Raw records:

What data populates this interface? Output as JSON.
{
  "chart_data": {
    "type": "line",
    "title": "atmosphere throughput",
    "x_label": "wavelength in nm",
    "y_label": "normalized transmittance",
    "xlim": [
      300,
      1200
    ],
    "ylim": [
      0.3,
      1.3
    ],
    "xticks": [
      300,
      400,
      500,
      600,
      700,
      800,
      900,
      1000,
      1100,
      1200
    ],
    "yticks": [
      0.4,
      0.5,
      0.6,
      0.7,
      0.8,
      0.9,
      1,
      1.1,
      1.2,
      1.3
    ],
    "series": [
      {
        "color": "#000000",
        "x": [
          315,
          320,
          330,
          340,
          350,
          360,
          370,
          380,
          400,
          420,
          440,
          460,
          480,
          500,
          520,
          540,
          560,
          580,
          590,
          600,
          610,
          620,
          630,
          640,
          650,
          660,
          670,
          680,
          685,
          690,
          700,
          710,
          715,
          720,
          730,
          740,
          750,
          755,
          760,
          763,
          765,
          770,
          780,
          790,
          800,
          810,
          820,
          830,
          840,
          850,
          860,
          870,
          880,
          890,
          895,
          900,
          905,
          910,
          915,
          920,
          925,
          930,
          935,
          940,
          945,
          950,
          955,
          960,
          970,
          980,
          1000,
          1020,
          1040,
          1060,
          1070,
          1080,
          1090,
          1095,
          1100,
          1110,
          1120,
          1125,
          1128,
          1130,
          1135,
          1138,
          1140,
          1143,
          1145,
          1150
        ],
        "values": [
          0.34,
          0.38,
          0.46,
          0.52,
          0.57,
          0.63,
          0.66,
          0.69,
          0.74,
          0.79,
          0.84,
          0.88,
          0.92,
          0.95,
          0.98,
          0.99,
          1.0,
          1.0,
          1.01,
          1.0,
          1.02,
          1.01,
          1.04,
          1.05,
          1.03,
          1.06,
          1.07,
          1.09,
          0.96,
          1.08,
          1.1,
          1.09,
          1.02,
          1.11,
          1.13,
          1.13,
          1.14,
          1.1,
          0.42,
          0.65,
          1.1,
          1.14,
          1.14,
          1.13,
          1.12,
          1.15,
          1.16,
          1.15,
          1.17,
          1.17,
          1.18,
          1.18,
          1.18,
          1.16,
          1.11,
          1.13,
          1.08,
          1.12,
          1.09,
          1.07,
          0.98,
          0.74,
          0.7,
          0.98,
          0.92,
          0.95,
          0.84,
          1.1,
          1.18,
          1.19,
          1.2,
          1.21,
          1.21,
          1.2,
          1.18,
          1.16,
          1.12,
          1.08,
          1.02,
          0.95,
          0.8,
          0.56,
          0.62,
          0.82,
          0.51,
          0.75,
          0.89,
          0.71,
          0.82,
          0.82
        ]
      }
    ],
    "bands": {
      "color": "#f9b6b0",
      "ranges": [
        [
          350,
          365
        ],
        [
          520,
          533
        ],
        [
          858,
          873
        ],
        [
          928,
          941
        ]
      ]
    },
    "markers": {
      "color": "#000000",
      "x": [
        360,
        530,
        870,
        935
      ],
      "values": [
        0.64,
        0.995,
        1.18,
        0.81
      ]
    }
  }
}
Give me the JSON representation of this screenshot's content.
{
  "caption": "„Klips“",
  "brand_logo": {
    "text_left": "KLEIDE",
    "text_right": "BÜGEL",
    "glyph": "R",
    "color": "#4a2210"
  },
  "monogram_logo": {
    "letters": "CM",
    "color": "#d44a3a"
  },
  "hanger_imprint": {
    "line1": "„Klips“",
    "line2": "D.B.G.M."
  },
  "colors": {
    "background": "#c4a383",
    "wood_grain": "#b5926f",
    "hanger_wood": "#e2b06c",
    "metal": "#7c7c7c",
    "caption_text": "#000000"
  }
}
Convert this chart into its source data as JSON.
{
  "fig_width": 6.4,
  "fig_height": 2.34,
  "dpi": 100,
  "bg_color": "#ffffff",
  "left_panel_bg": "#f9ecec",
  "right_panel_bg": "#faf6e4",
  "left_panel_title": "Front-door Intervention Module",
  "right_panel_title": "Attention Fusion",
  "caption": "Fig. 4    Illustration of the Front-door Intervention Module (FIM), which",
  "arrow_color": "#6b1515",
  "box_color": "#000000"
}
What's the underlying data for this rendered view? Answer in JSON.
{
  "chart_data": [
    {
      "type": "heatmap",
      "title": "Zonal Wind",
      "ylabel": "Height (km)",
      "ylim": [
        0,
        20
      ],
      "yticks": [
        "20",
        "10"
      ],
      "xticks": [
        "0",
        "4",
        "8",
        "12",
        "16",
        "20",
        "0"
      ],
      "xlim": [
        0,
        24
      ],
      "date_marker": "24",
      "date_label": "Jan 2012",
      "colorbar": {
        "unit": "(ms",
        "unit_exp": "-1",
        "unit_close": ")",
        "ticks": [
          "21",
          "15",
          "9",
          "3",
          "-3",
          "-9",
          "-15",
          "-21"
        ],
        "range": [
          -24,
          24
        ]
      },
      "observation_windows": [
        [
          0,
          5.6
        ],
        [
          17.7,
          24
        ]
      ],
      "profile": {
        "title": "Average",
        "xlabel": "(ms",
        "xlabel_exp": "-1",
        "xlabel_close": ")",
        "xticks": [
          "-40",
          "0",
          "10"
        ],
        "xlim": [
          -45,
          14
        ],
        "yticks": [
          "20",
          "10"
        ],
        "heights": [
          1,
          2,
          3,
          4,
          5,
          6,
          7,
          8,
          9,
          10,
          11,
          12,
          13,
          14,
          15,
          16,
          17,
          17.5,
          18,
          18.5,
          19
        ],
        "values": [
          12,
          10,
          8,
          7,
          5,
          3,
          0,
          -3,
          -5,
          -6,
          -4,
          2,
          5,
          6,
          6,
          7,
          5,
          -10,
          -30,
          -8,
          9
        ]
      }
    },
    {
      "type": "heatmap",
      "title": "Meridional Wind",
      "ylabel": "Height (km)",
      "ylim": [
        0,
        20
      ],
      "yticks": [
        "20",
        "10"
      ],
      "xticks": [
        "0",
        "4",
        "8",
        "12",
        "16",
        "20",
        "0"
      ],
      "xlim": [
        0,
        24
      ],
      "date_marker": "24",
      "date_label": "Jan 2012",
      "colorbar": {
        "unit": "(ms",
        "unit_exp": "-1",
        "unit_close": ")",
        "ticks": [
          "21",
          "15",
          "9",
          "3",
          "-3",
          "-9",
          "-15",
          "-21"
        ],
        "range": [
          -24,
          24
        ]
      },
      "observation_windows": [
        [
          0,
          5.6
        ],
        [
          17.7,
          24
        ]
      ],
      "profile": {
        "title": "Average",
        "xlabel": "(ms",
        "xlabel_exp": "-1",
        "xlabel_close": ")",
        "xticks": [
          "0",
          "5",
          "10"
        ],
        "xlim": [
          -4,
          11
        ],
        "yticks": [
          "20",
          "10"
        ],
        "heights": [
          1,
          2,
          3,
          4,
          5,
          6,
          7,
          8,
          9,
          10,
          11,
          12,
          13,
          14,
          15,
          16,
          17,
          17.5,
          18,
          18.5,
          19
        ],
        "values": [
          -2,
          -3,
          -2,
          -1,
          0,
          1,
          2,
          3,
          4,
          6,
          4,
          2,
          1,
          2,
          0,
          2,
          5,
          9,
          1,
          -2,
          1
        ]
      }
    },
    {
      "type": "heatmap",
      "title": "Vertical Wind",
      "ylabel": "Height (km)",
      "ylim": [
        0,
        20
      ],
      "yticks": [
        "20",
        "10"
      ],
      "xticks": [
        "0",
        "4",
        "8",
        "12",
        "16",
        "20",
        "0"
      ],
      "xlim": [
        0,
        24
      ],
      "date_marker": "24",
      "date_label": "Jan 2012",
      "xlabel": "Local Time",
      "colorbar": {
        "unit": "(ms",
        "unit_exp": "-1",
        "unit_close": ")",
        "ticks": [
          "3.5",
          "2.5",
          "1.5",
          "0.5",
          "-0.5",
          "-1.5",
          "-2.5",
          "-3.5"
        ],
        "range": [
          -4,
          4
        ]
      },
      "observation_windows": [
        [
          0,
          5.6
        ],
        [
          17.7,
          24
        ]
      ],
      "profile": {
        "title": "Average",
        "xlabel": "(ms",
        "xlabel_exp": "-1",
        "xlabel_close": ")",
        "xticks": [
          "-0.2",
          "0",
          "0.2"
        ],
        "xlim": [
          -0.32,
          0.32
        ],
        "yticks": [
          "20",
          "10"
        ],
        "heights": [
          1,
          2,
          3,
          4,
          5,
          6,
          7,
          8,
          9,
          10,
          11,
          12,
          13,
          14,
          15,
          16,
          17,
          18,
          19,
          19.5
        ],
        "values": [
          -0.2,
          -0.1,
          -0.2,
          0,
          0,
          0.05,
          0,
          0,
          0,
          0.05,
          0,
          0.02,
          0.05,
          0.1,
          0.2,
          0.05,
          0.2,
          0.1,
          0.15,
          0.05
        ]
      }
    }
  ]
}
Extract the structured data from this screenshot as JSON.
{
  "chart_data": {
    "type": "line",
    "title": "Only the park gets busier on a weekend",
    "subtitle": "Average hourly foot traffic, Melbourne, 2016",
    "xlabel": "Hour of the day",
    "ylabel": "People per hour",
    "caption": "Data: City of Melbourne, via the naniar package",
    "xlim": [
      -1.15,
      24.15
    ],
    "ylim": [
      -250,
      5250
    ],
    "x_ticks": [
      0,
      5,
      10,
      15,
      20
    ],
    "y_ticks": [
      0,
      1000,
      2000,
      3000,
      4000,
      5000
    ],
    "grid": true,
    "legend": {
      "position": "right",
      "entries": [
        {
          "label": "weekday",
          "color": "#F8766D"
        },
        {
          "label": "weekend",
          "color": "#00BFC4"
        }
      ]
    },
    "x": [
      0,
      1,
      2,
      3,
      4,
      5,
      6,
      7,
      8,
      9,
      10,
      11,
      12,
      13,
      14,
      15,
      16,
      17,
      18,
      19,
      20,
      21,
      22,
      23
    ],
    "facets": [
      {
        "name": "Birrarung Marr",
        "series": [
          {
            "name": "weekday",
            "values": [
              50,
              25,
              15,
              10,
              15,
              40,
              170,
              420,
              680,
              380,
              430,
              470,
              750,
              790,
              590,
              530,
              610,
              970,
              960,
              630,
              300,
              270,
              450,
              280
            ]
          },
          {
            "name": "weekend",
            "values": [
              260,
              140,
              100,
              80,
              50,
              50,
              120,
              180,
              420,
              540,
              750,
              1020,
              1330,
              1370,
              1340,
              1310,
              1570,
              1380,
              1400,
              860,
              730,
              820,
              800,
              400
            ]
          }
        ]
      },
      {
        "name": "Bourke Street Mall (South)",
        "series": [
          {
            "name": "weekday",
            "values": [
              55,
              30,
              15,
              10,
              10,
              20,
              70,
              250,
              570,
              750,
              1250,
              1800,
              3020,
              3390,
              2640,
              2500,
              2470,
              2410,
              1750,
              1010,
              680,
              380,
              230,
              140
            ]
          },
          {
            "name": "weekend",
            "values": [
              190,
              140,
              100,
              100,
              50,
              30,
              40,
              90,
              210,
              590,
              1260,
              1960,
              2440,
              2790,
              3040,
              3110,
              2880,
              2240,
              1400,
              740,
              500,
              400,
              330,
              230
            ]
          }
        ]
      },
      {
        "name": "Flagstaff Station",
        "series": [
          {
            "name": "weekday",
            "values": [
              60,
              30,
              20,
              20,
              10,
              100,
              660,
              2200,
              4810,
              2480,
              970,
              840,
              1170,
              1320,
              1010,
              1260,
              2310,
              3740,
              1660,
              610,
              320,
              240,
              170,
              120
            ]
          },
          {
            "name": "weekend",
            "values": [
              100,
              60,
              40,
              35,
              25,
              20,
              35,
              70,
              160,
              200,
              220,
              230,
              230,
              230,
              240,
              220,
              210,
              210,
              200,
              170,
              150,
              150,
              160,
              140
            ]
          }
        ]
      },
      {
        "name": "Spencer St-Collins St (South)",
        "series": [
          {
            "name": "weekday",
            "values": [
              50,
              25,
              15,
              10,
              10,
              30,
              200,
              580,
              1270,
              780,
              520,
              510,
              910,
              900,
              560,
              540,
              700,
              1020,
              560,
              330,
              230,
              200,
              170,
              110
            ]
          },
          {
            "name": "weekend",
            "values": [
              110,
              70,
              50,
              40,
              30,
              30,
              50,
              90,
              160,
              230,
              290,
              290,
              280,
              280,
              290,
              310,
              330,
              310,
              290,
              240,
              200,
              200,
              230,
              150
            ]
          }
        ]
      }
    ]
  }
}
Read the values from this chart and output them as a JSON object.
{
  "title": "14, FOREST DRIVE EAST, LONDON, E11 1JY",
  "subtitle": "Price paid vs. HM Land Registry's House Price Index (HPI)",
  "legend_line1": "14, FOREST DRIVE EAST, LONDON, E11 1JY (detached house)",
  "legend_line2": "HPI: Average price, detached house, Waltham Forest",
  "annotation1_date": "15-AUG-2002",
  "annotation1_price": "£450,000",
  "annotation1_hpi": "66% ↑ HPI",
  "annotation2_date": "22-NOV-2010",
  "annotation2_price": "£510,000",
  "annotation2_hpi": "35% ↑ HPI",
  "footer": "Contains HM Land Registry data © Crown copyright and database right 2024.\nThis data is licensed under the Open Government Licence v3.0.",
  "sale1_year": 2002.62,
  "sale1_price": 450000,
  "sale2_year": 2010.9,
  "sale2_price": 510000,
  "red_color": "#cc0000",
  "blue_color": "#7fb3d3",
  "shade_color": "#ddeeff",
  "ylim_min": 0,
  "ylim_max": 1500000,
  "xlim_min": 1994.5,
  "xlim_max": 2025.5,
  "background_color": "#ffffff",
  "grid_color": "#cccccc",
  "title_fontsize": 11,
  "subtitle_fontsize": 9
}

• [What you have to do]: Your task is to gather all lines from the entries above that hold the word "ffffff".

• [Output for this exercise]:
  "bg_color": "#ffffff",
  "background_color": "#ffffff",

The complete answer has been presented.